======== PROVIDED DATA

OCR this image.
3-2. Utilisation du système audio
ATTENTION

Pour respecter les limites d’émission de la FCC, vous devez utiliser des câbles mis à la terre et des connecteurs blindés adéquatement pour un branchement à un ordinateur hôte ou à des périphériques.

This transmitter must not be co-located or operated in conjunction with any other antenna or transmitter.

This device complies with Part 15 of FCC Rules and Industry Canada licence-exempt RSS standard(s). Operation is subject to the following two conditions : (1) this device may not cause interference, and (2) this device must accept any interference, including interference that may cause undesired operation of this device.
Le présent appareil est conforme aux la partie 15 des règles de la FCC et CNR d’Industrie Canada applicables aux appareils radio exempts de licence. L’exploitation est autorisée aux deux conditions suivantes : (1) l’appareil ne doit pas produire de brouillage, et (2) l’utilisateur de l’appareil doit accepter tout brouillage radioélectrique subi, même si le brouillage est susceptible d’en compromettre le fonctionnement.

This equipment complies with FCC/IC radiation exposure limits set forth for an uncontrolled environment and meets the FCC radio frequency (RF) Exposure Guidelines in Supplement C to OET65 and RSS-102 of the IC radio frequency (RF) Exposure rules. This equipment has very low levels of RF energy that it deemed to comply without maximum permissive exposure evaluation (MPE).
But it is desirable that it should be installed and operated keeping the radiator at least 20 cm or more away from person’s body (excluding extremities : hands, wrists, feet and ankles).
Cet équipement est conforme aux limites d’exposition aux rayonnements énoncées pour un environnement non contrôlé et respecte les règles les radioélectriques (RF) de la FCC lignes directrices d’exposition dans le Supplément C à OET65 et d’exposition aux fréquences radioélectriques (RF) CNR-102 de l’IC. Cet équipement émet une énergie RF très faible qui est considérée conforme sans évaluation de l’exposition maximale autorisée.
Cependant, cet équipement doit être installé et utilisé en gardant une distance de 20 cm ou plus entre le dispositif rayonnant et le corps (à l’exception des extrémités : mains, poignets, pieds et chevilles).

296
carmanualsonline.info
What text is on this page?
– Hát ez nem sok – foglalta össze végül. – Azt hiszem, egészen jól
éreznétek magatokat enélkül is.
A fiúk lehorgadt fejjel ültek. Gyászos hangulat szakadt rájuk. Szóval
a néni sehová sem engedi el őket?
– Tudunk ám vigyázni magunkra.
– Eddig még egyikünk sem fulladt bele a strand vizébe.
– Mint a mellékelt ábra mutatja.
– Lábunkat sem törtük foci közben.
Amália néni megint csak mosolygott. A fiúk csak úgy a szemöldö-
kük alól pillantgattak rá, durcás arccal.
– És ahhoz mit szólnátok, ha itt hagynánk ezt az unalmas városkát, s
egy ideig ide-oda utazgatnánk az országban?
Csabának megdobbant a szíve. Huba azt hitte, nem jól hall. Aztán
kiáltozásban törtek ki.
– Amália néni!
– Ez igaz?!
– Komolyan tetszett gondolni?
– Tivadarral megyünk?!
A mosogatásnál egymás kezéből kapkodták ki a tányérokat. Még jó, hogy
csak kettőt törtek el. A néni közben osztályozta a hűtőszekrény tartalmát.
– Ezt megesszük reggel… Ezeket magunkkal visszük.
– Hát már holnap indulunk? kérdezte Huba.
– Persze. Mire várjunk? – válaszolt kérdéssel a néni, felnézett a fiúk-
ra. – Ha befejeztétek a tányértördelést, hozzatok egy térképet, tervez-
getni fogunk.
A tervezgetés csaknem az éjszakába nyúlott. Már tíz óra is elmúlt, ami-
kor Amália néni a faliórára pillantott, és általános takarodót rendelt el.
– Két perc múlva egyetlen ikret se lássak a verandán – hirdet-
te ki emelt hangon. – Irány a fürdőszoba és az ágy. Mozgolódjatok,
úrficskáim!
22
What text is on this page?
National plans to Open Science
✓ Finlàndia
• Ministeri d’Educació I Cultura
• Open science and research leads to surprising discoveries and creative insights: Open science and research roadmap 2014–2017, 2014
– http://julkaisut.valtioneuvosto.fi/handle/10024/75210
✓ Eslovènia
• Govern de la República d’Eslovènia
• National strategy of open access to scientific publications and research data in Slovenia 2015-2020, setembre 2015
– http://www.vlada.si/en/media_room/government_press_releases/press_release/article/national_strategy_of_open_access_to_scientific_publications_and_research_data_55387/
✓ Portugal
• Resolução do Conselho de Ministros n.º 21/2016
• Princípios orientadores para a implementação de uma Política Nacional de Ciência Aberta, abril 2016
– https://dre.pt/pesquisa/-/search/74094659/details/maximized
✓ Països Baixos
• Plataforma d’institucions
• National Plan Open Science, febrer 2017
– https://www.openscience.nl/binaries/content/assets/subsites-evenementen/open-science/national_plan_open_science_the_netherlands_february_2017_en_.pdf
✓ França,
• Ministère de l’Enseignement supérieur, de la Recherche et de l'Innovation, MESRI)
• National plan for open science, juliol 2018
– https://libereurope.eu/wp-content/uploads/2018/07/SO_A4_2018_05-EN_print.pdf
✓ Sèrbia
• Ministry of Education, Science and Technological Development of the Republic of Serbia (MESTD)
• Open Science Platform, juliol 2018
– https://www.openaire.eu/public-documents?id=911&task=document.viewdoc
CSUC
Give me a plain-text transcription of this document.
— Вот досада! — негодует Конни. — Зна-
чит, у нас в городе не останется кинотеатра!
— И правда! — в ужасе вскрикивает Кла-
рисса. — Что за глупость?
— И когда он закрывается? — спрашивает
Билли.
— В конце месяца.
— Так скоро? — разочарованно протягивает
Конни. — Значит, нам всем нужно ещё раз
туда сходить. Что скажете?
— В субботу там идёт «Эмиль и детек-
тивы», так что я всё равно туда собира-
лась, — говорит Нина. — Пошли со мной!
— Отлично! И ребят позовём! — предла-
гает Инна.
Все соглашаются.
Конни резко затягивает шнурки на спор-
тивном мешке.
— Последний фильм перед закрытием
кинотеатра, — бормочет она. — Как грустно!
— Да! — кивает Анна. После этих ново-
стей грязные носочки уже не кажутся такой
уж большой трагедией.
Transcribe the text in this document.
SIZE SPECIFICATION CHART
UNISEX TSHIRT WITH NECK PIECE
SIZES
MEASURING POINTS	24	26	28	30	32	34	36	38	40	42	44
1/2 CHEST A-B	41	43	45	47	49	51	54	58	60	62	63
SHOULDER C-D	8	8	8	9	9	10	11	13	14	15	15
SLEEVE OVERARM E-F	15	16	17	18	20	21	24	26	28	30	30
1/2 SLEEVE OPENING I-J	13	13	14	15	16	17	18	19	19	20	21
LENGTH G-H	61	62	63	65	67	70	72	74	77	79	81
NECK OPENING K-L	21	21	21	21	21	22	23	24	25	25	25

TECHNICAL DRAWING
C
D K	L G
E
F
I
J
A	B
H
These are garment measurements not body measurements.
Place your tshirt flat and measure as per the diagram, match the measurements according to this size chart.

================

Exactly reproduce every record.

OCR this image.
3-2. Utilisation du système audio
ATTENTION

Pour respecter les limites d’émission de la FCC, vous devez utiliser des câbles mis à la terre et des connecteurs blindés adéquatement pour un branchement à un ordinateur hôte ou à des périphériques.

This transmitter must not be co-located or operated in conjunction with any other antenna or transmitter.

This device complies with Part 15 of FCC Rules and Industry Canada licence-exempt RSS standard(s). Operation is subject to the following two conditions : (1) this device may not cause interference, and (2) this device must accept any interference, including interference that may cause undesired operation of this device.
Le présent appareil est conforme aux la partie 15 des règles de la FCC et CNR d’Industrie Canada applicables aux appareils radio exempts de licence. L’exploitation est autorisée aux deux conditions suivantes : (1) l’appareil ne doit pas produire de brouillage, et (2) l’utilisateur de l’appareil doit accepter tout brouillage radioélectrique subi, même si le brouillage est susceptible d’en compromettre le fonctionnement.

This equipment complies with FCC/IC radiation exposure limits set forth for an uncontrolled environment and meets the FCC radio frequency (RF) Exposure Guidelines in Supplement C to OET65 and RSS-102 of the IC radio frequency (RF) Exposure rules. This equipment has very low levels of RF energy that it deemed to comply without maximum permissive exposure evaluation (MPE).
But it is desirable that it should be installed and operated keeping the radiator at least 20 cm or more away from person’s body (excluding extremities : hands, wrists, feet and ankles).
Cet équipement est conforme aux limites d’exposition aux rayonnements énoncées pour un environnement non contrôlé et respecte les règles les radioélectriques (RF) de la FCC lignes directrices d’exposition dans le Supplément C à OET65 et d’exposition aux fréquences radioélectriques (RF) CNR-102 de l’IC. Cet équipement émet une énergie RF très faible qui est considérée conforme sans évaluation de l’exposition maximale autorisée.
Cependant, cet équipement doit être installé et utilisé en gardant une distance de 20 cm ou plus entre le dispositif rayonnant et le corps (à l’exception des extrémités : mains, poignets, pieds et chevilles).

296
carmanualsonline.info
What text is on this page?
– Hát ez nem sok – foglalta össze végül. – Azt hiszem, egészen jól
éreznétek magatokat enélkül is.
A fiúk lehorgadt fejjel ültek. Gyászos hangulat szakadt rájuk. Szóval
a néni sehová sem engedi el őket?
– Tudunk ám vigyázni magunkra.
– Eddig még egyikünk sem fulladt bele a strand vizébe.
– Mint a mellékelt ábra mutatja.
– Lábunkat sem törtük foci közben.
Amália néni megint csak mosolygott. A fiúk csak úgy a szemöldö-
kük alól pillantgattak rá, durcás arccal.
– És ahhoz mit szólnátok, ha itt hagynánk ezt az unalmas városkát, s
egy ideig ide-oda utazgatnánk az országban?
Csabának megdobbant a szíve. Huba azt hitte, nem jól hall. Aztán
kiáltozásban törtek ki.
– Amália néni!
– Ez igaz?!
– Komolyan tetszett gondolni?
– Tivadarral megyünk?!
A mosogatásnál egymás kezéből kapkodták ki a tányérokat. Még jó, hogy
csak kettőt törtek el. A néni közben osztályozta a hűtőszekrény tartalmát.
– Ezt megesszük reggel… Ezeket magunkkal visszük.
– Hát már holnap indulunk? kérdezte Huba.
– Persze. Mire várjunk? – válaszolt kérdéssel a néni, felnézett a fiúk-
ra. – Ha befejeztétek a tányértördelést, hozzatok egy térképet, tervez-
getni fogunk.
A tervezgetés csaknem az éjszakába nyúlott. Már tíz óra is elmúlt, ami-
kor Amália néni a faliórára pillantott, és általános takarodót rendelt el.
– Két perc múlva egyetlen ikret se lássak a verandán – hirdet-
te ki emelt hangon. – Irány a fürdőszoba és az ágy. Mozgolódjatok,
úrficskáim!
22
What text is on this page?
National plans to Open Science
✓ Finlàndia
• Ministeri d’Educació I Cultura
• Open science and research leads to surprising discoveries and creative insights: Open science and research roadmap 2014–2017, 2014
– http://julkaisut.valtioneuvosto.fi/handle/10024/75210
✓ Eslovènia
• Govern de la República d’Eslovènia
• National strategy of open access to scientific publications and research data in Slovenia 2015-2020, setembre 2015
– http://www.vlada.si/en/media_room/government_press_releases/press_release/article/national_strategy_of_open_access_to_scientific_publications_and_research_data_55387/
✓ Portugal
• Resolução do Conselho de Ministros n.º 21/2016
• Princípios orientadores para a implementação de uma Política Nacional de Ciência Aberta, abril 2016
– https://dre.pt/pesquisa/-/search/74094659/details/maximized
✓ Països Baixos
• Plataforma d’institucions
• National Plan Open Science, febrer 2017
– https://www.openscience.nl/binaries/content/assets/subsites-evenementen/open-science/national_plan_open_science_the_netherlands_february_2017_en_.pdf
✓ França,
• Ministère de l’Enseignement supérieur, de la Recherche et de l'Innovation, MESRI)
• National plan for open science, juliol 2018
– https://libereurope.eu/wp-content/uploads/2018/07/SO_A4_2018_05-EN_print.pdf
✓ Sèrbia
• Ministry of Education, Science and Technological Development of the Republic of Serbia (MESTD)
• Open Science Platform, juliol 2018
– https://www.openaire.eu/public-documents?id=911&task=document.viewdoc
CSUC
Give me a plain-text transcription of this document.
— Вот досада! — негодует Конни. — Зна-
чит, у нас в городе не останется кинотеатра!
— И правда! — в ужасе вскрикивает Кла-
рисса. — Что за глупость?
— И когда он закрывается? — спрашивает
Билли.
— В конце месяца.
— Так скоро? — разочарованно протягивает
Конни. — Значит, нам всем нужно ещё раз
туда сходить. Что скажете?
— В субботу там идёт «Эмиль и детек-
тивы», так что я всё равно туда собира-
лась, — говорит Нина. — Пошли со мной!
— Отлично! И ребят позовём! — предла-
гает Инна.
Все соглашаются.
Конни резко затягивает шнурки на спор-
тивном мешке.
— Последний фильм перед закрытием
кинотеатра, — бормочет она. — Как грустно!
— Да! — кивает Анна. После этих ново-
стей грязные носочки уже не кажутся такой
уж большой трагедией.
Transcribe the text in this document.
SIZE SPECIFICATION CHART
UNISEX TSHIRT WITH NECK PIECE
SIZES
MEASURING POINTS	24	26	28	30	32	34	36	38	40	42	44
1/2 CHEST A-B	41	43	45	47	49	51	54	58	60	62	63
SHOULDER C-D	8	8	8	9	9	10	11	13	14	15	15
SLEEVE OVERARM E-F	15	16	17	18	20	21	24	26	28	30	30
1/2 SLEEVE OPENING I-J	13	13	14	15	16	17	18	19	19	20	21
LENGTH G-H	61	62	63	65	67	70	72	74	77	79	81
NECK OPENING K-L	21	21	21	21	21	22	23	24	25	25	25

TECHNICAL DRAWING
C
D K	L G
E
F
I
J
A	B
H
These are garment measurements not body measurements.
Place your tshirt flat and measure as per the diagram, match the measurements according to this size chart.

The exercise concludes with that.